+++ Excerpted records +++
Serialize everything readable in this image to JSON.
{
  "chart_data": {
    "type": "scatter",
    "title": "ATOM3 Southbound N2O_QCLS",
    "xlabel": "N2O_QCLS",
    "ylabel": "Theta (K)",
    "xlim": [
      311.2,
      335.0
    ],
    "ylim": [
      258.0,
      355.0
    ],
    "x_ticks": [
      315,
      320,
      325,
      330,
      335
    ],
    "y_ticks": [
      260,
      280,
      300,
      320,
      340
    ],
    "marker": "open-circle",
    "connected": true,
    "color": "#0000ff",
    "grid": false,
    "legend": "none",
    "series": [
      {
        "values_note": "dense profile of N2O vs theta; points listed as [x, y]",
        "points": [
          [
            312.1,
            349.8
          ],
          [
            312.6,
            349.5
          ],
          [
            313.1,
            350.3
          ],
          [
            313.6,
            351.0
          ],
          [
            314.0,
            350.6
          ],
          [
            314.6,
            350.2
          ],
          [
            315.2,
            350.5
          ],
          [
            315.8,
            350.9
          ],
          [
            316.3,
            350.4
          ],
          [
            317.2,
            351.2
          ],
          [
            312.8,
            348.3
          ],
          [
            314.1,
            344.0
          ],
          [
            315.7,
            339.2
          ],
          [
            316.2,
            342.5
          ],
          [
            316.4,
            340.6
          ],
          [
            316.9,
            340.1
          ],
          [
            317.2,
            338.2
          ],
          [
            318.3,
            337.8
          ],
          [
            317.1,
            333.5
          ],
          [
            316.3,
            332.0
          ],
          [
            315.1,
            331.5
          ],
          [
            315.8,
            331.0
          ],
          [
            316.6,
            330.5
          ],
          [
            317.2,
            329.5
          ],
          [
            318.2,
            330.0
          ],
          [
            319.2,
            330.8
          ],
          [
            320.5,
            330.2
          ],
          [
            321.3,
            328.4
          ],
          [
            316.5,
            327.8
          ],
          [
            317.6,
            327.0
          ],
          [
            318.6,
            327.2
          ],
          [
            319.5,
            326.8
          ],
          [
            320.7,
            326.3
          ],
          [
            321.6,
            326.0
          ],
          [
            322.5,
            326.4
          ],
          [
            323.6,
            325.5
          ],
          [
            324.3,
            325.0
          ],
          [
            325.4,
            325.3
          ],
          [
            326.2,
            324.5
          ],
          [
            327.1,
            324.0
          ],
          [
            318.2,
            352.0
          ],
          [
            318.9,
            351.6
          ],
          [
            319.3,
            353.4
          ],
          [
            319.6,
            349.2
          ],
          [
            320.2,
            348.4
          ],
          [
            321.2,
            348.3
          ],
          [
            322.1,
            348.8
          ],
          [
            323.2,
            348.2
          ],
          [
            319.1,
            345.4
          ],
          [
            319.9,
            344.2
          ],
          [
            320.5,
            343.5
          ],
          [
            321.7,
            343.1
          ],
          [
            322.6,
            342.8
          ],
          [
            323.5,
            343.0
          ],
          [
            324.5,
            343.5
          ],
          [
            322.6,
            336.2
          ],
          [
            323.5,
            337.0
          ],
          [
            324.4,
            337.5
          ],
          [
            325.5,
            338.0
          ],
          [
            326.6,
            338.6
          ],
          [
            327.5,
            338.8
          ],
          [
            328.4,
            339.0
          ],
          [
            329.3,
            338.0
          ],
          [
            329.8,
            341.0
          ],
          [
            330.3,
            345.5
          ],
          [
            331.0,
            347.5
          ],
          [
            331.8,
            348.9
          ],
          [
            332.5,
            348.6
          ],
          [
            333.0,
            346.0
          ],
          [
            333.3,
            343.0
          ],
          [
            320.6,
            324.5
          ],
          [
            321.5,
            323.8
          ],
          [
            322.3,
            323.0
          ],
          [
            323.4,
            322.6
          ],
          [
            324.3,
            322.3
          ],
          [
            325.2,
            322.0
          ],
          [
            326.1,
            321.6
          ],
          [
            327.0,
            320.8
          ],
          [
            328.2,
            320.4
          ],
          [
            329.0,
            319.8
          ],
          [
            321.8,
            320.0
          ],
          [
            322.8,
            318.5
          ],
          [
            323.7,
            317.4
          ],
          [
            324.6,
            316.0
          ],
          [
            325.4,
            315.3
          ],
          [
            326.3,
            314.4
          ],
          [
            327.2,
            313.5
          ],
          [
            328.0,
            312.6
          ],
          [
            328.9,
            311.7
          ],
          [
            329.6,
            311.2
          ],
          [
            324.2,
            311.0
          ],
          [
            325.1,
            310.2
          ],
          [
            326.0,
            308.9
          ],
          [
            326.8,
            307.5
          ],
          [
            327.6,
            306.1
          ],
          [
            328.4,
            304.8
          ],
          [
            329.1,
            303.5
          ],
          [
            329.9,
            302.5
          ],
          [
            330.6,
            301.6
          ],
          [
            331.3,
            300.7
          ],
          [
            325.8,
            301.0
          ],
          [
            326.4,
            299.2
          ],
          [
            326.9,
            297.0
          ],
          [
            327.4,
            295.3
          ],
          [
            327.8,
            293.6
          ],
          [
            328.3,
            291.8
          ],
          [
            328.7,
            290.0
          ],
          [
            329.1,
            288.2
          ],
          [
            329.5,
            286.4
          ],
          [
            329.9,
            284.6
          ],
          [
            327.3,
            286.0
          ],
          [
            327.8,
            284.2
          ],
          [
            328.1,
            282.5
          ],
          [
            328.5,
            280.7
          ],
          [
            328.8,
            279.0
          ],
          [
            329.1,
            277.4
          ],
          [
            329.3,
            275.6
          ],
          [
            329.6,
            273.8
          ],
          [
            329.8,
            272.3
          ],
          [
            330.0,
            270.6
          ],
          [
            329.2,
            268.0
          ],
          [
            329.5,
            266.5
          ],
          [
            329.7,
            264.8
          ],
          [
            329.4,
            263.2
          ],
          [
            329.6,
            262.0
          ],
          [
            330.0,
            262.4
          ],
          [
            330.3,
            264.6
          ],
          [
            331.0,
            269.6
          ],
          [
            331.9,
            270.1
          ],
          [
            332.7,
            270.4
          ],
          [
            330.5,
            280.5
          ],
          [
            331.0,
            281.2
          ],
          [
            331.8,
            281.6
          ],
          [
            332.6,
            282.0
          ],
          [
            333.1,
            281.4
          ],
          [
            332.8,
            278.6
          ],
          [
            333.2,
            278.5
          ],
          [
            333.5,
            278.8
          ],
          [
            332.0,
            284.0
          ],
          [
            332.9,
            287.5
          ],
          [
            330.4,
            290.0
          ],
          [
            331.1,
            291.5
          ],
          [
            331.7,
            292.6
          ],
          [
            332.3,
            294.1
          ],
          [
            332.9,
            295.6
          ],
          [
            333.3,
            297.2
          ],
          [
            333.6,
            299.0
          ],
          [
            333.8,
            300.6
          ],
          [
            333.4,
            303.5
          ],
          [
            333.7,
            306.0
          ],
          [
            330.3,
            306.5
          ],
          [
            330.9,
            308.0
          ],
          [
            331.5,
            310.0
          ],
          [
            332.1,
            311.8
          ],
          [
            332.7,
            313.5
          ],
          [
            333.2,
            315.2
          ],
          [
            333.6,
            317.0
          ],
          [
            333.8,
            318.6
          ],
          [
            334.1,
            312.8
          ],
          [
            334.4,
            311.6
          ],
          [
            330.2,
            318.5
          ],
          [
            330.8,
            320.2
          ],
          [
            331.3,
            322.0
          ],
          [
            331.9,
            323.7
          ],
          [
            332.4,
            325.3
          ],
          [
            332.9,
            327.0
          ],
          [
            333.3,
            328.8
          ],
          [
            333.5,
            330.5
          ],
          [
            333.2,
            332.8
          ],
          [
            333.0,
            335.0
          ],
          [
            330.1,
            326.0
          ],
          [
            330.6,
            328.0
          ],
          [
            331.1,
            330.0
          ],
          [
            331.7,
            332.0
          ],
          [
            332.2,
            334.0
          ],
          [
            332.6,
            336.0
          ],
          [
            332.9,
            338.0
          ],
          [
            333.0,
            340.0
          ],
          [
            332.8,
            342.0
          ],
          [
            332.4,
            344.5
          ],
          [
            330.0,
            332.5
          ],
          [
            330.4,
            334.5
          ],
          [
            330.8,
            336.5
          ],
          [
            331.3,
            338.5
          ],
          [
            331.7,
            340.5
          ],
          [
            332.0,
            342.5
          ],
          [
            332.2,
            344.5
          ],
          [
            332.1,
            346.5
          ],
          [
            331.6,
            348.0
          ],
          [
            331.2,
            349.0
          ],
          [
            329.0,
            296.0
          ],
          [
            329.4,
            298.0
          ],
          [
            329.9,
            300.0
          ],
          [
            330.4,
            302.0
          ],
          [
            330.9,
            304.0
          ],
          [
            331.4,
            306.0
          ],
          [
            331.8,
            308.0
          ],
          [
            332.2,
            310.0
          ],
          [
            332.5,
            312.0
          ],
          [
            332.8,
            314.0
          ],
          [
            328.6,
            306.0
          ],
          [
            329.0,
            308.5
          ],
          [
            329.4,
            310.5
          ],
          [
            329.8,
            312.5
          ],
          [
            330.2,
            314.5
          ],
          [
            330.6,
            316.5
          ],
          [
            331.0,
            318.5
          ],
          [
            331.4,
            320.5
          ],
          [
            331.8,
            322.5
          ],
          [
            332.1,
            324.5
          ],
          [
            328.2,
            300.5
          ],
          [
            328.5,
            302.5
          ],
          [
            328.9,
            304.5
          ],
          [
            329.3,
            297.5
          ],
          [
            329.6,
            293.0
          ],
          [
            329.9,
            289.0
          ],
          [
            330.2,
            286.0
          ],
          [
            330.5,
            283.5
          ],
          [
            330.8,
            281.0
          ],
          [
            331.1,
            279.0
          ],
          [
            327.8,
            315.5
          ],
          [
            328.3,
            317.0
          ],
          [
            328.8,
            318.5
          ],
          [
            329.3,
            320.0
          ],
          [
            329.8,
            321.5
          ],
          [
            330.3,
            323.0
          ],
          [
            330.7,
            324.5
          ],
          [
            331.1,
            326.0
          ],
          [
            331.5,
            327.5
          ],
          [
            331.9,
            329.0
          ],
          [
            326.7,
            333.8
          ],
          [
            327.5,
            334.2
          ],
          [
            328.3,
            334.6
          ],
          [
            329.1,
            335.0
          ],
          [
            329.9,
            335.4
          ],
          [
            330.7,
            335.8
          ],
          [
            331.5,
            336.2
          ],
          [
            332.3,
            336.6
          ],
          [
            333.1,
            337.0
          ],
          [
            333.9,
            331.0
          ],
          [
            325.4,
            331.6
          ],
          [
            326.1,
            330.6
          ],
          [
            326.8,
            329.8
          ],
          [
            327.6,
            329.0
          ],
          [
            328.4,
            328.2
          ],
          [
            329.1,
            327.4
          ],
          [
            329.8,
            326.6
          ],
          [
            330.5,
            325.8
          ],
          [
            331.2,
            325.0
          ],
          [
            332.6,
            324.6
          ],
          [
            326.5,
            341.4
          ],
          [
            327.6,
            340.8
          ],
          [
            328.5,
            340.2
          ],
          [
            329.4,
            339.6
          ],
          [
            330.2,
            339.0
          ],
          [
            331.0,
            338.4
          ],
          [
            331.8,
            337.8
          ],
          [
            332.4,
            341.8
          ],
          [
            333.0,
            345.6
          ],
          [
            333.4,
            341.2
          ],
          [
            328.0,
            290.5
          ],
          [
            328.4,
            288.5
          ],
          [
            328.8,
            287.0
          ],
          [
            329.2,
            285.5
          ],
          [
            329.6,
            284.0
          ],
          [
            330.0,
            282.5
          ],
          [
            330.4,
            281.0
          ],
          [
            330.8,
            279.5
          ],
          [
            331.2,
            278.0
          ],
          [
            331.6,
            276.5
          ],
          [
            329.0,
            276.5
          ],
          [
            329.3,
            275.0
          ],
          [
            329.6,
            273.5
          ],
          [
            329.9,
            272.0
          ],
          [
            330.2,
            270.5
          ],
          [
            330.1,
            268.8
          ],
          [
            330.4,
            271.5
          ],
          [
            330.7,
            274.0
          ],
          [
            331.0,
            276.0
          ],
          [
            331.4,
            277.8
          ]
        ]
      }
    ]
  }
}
+++
Aim of the exercise
Extract all lines from the data in which "points" is found.

The solution
        "values_note": "dense profile of N2O vs theta; points listed as [x, y]",
        "points": [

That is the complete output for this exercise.